Problem statement: Give the data again exactly as written, skipping any pictures.

Listing:
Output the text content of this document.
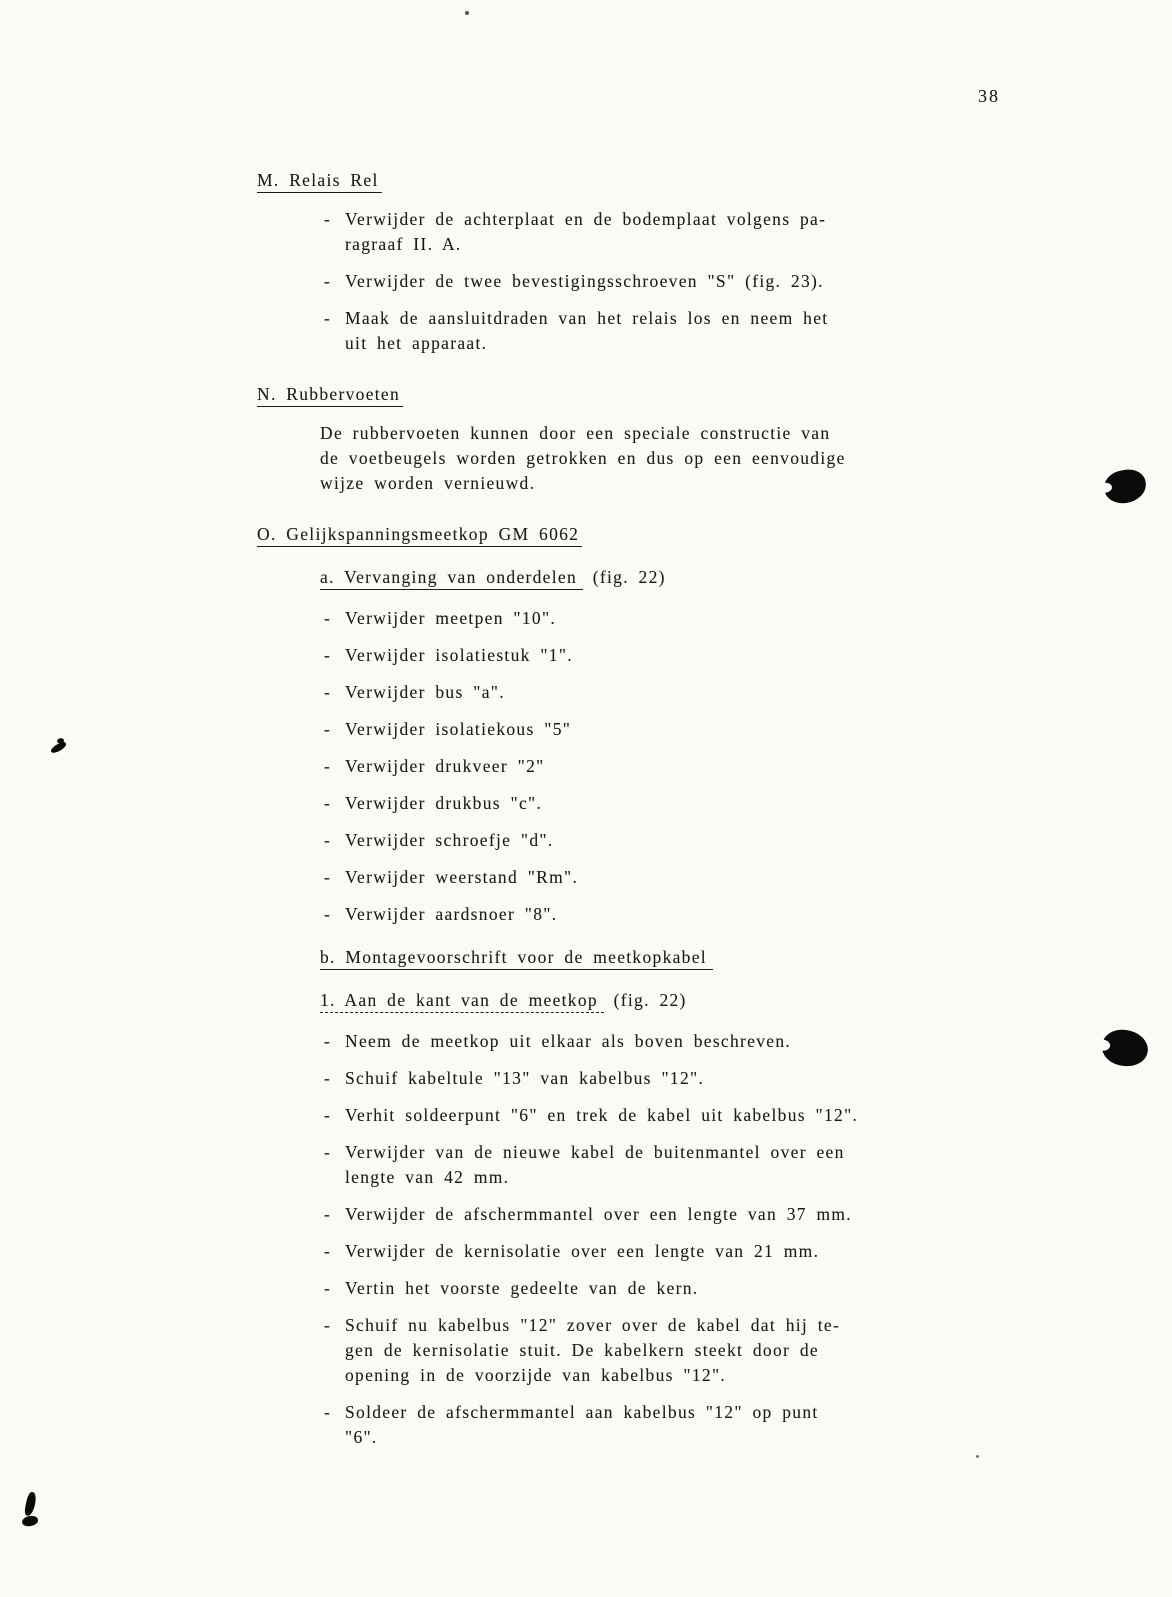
38
M. Relais Rel
- Verwijder de achterplaat en de bodemplaat volgens pa-
ragraaf II. A.
- Verwijder de twee bevestigingsschroeven "S" (fig. 23).
- Maak de aansluitdraden van het relais los en neem het
uit het apparaat.
N. Rubbervoeten
De rubbervoeten kunnen door een speciale constructie van
de voetbeugels worden getrokken en dus op een eenvoudige
wijze worden vernieuwd.
O. Gelijkspanningsmeetkop GM 6062
a. Vervanging van onderdelen (fig. 22)
- Verwijder meetpen "10".
- Verwijder isolatiestuk "1".
- Verwijder bus "a".
- Verwijder isolatiekous "5"
- Verwijder drukveer "2"
- Verwijder drukbus "c".
- Verwijder schroefje "d".
- Verwijder weerstand "Rm".
- Verwijder aardsnoer "8".
b. Montagevoorschrift voor de meetkopkabel
1. Aan de kant van de meetkop (fig. 22)
- Neem de meetkop uit elkaar als boven beschreven.
- Schuif kabeltule "13" van kabelbus "12".
- Verhit soldeerpunt "6" en trek de kabel uit kabelbus "12".
- Verwijder van de nieuwe kabel de buitenmantel over een
lengte van 42 mm.
- Verwijder de afschermmantel over een lengte van 37 mm.
- Verwijder de kernisolatie over een lengte van 21 mm.
- Vertin het voorste gedeelte van de kern.
- Schuif nu kabelbus "12" zover over de kabel dat hij te-
gen de kernisolatie stuit. De kabelkern steekt door de
opening in de voorzijde van kabelbus "12".
- Soldeer de afschermmantel aan kabelbus "12" op punt
"6".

Reply:
Output the text content of this document.
38
M. Relais Rel
- Verwijder de achterplaat en de bodemplaat volgens pa-
ragraaf II. A.
- Verwijder de twee bevestigingsschroeven "S" (fig. 23).
- Maak de aansluitdraden van het relais los en neem het
uit het apparaat.
N. Rubbervoeten
De rubbervoeten kunnen door een speciale constructie van
de voetbeugels worden getrokken en dus op een eenvoudige
wijze worden vernieuwd.
O. Gelijkspanningsmeetkop GM 6062
a. Vervanging van onderdelen (fig. 22)
- Verwijder meetpen "10".
- Verwijder isolatiestuk "1".
- Verwijder bus "a".
- Verwijder isolatiekous "5"
- Verwijder drukveer "2"
- Verwijder drukbus "c".
- Verwijder schroefje "d".
- Verwijder weerstand "Rm".
- Verwijder aardsnoer "8".
b. Montagevoorschrift voor de meetkopkabel
1. Aan de kant van de meetkop (fig. 22)
- Neem de meetkop uit elkaar als boven beschreven.
- Schuif kabeltule "13" van kabelbus "12".
- Verhit soldeerpunt "6" en trek de kabel uit kabelbus "12".
- Verwijder van de nieuwe kabel de buitenmantel over een
lengte van 42 mm.
- Verwijder de afschermmantel over een lengte van 37 mm.
- Verwijder de kernisolatie over een lengte van 21 mm.
- Vertin het voorste gedeelte van de kern.
- Schuif nu kabelbus "12" zover over de kabel dat hij te-
gen de kernisolatie stuit. De kabelkern steekt door de
opening in de voorzijde van kabelbus "12".
- Soldeer de afschermmantel aan kabelbus "12" op punt
"6".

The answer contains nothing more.